§ Set problem
Reproduce every line of the listing as written, apart from the pictures.
=== Listed records ===
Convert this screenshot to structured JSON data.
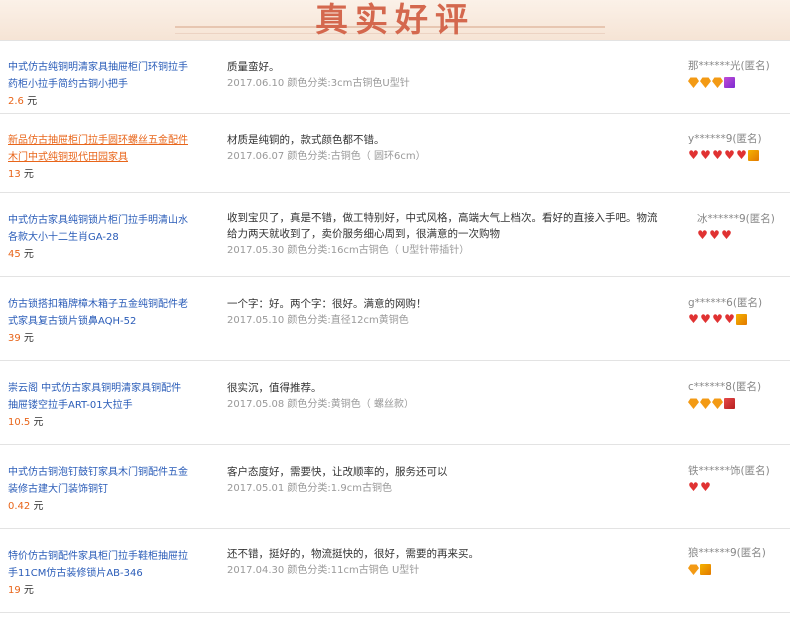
{
  "banner": {
    "title": "真实好评"
  },
  "reviews": [
    {
      "product": "中式仿古纯铜明清家具抽屉柜门环铜拉手药柜小拉手简约古铜小把手",
      "price": "2.6",
      "price_unit": "元",
      "text": "质量蛮好。",
      "meta": "2017.06.10 颜色分类:3cm古铜色U型针",
      "user": "那******光(匿名)",
      "badges": [
        "diamond",
        "diamond",
        "diamond",
        "crown-purple"
      ]
    },
    {
      "product": "新品仿古抽屉柜门拉手圆环螺丝五金配件木门中式纯铜现代田园家具",
      "price": "13",
      "price_unit": "元",
      "text": "材质是纯铜的，款式颜色都不错。",
      "meta": "2017.06.07 颜色分类:古铜色（ 圆环6cm）",
      "user": "y******9(匿名)",
      "badges": [
        "heart",
        "heart",
        "heart",
        "heart",
        "heart",
        "crown-gold"
      ]
    },
    {
      "product": "中式仿古家具纯铜锁片柜门拉手明清山水各款大小十二生肖GA-28",
      "price": "45",
      "price_unit": "元",
      "text": "收到宝贝了，真是不错，做工特别好，中式风格，高端大气上档次。看好的直接入手吧。物流给力两天就收到了，卖价服务细心周到，很满意的一次购物",
      "meta": "2017.05.30 颜色分类:16cm古铜色（ U型针带插针）",
      "user": "冰******9(匿名)",
      "badges": [
        "heart",
        "heart",
        "heart"
      ]
    },
    {
      "product": "仿古锁搭扣箱牌樟木箱子五金纯铜配件老式家具复古锁片锁鼻AQH-52",
      "price": "39",
      "price_unit": "元",
      "text": "一个字：好。两个字：很好。满意的网购！",
      "meta": "2017.05.10 颜色分类:直径12cm黄铜色",
      "user": "g******6(匿名)",
      "badges": [
        "heart",
        "heart",
        "heart",
        "heart",
        "crown-gold"
      ]
    },
    {
      "product": "崇云阁 中式仿古家具铜明清家具铜配件抽屉镂空拉手ART-01大拉手",
      "price": "10.5",
      "price_unit": "元",
      "text": "很实沉，值得推荐。",
      "meta": "2017.05.08 颜色分类:黄铜色（ 螺丝款）",
      "user": "c******8(匿名)",
      "badges": [
        "diamond",
        "diamond",
        "diamond",
        "crown-red"
      ]
    },
    {
      "product": "中式仿古铜泡钉鼓钉家具木门铜配件五金装修古建大门装饰铜钉",
      "price": "0.42",
      "price_unit": "元",
      "text": "客户态度好，需要快，让改顺率的，服务还可以",
      "meta": "2017.05.01 颜色分类:1.9cm古铜色",
      "user": "铁******饰(匿名)",
      "badges": [
        "heart",
        "heart"
      ]
    },
    {
      "product": "特价仿古铜配件家具柜门拉手鞋柜抽屉拉手11CM仿古装修锁片AB-346",
      "price": "19",
      "price_unit": "元",
      "text": "还不错，挺好的，物流挺快的，很好，需要的再来买。",
      "meta": "2017.04.30 颜色分类:11cm古铜色 U型针",
      "user": "狼******9(匿名)",
      "badges": [
        "diamond",
        "crown-gold"
      ]
    }
  ]
}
===
§ Answer to the exercise
Convert this screenshot to structured JSON data.
{
  "banner": {
    "title": "真实好评"
  },
  "reviews": [
    {
      "product": "中式仿古纯铜明清家具抽屉柜门环铜拉手药柜小拉手简约古铜小把手",
      "price": "2.6",
      "price_unit": "元",
      "text": "质量蛮好。",
      "meta": "2017.06.10 颜色分类:3cm古铜色U型针",
      "user": "那******光(匿名)",
      "badges": [
        "diamond",
        "diamond",
        "diamond",
        "crown-purple"
      ]
    },
    {
      "product": "新品仿古抽屉柜门拉手圆环螺丝五金配件木门中式纯铜现代田园家具",
      "price": "13",
      "price_unit": "元",
      "text": "材质是纯铜的，款式颜色都不错。",
      "meta": "2017.06.07 颜色分类:古铜色（ 圆环6cm）",
      "user": "y******9(匿名)",
      "badges": [
        "heart",
        "heart",
        "heart",
        "heart",
        "heart",
        "crown-gold"
      ]
    },
    {
      "product": "中式仿古家具纯铜锁片柜门拉手明清山水各款大小十二生肖GA-28",
      "price": "45",
      "price_unit": "元",
      "text": "收到宝贝了，真是不错，做工特别好，中式风格，高端大气上档次。看好的直接入手吧。物流给力两天就收到了，卖价服务细心周到，很满意的一次购物",
      "meta": "2017.05.30 颜色分类:16cm古铜色（ U型针带插针）",
      "user": "冰******9(匿名)",
      "badges": [
        "heart",
        "heart",
        "heart"
      ]
    },
    {
      "product": "仿古锁搭扣箱牌樟木箱子五金纯铜配件老式家具复古锁片锁鼻AQH-52",
      "price": "39",
      "price_unit": "元",
      "text": "一个字：好。两个字：很好。满意的网购！",
      "meta": "2017.05.10 颜色分类:直径12cm黄铜色",
      "user": "g******6(匿名)",
      "badges": [
        "heart",
        "heart",
        "heart",
        "heart",
        "crown-gold"
      ]
    },
    {
      "product": "崇云阁 中式仿古家具铜明清家具铜配件抽屉镂空拉手ART-01大拉手",
      "price": "10.5",
      "price_unit": "元",
      "text": "很实沉，值得推荐。",
      "meta": "2017.05.08 颜色分类:黄铜色（ 螺丝款）",
      "user": "c******8(匿名)",
      "badges": [
        "diamond",
        "diamond",
        "diamond",
        "crown-red"
      ]
    },
    {
      "product": "中式仿古铜泡钉鼓钉家具木门铜配件五金装修古建大门装饰铜钉",
      "price": "0.42",
      "price_unit": "元",
      "text": "客户态度好，需要快，让改顺率的，服务还可以",
      "meta": "2017.05.01 颜色分类:1.9cm古铜色",
      "user": "铁******饰(匿名)",
      "badges": [
        "heart",
        "heart"
      ]
    },
    {
      "product": "特价仿古铜配件家具柜门拉手鞋柜抽屉拉手11CM仿古装修锁片AB-346",
      "price": "19",
      "price_unit": "元",
      "text": "还不错，挺好的，物流挺快的，很好，需要的再来买。",
      "meta": "2017.04.30 颜色分类:11cm古铜色 U型针",
      "user": "狼******9(匿名)",
      "badges": [
        "diamond",
        "crown-gold"
      ]
    }
  ]
}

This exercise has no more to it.